* Objective: Reproduce the listing below verbatim.

(Recorded data)

--------------------------------------------------

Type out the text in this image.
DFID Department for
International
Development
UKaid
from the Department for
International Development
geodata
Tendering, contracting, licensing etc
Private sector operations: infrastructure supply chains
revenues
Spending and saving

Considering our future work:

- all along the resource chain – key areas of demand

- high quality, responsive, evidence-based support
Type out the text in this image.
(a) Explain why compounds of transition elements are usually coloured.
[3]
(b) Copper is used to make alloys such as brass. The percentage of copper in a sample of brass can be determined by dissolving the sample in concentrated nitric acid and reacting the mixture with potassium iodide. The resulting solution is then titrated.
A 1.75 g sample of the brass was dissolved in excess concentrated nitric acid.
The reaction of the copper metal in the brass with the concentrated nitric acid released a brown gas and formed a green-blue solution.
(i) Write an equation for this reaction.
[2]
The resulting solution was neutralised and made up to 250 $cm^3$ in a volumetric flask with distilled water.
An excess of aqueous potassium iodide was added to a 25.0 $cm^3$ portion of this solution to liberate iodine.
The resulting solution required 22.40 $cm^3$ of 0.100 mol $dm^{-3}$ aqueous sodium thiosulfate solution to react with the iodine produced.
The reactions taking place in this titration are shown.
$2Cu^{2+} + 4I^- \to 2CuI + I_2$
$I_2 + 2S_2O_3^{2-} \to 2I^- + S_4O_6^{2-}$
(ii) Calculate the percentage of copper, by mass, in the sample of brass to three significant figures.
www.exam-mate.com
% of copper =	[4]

--------------------------------------------------

* Correct result:
Type out the text in this image.
DFID Department for
International
Development
UKaid
from the Department for
International Development
geodata
Tendering, contracting, licensing etc
Private sector operations: infrastructure supply chains
revenues
Spending and saving

Considering our future work:

- all along the resource chain – key areas of demand

- high quality, responsive, evidence-based support
Type out the text in this image.
(a) Explain why compounds of transition elements are usually coloured.
[3]
(b) Copper is used to make alloys such as brass. The percentage of copper in a sample of brass can be determined by dissolving the sample in concentrated nitric acid and reacting the mixture with potassium iodide. The resulting solution is then titrated.
A 1.75 g sample of the brass was dissolved in excess concentrated nitric acid.
The reaction of the copper metal in the brass with the concentrated nitric acid released a brown gas and formed a green-blue solution.
(i) Write an equation for this reaction.
[2]
The resulting solution was neutralised and made up to 250 $cm^3$ in a volumetric flask with distilled water.
An excess of aqueous potassium iodide was added to a 25.0 $cm^3$ portion of this solution to liberate iodine.
The resulting solution required 22.40 $cm^3$ of 0.100 mol $dm^{-3}$ aqueous sodium thiosulfate solution to react with the iodine produced.
The reactions taking place in this titration are shown.
$2Cu^{2+} + 4I^- \to 2CuI + I_2$
$I_2 + 2S_2O_3^{2-} \to 2I^- + S_4O_6^{2-}$
(ii) Calculate the percentage of copper, by mass, in the sample of brass to three significant figures.
www.exam-mate.com
% of copper =	[4]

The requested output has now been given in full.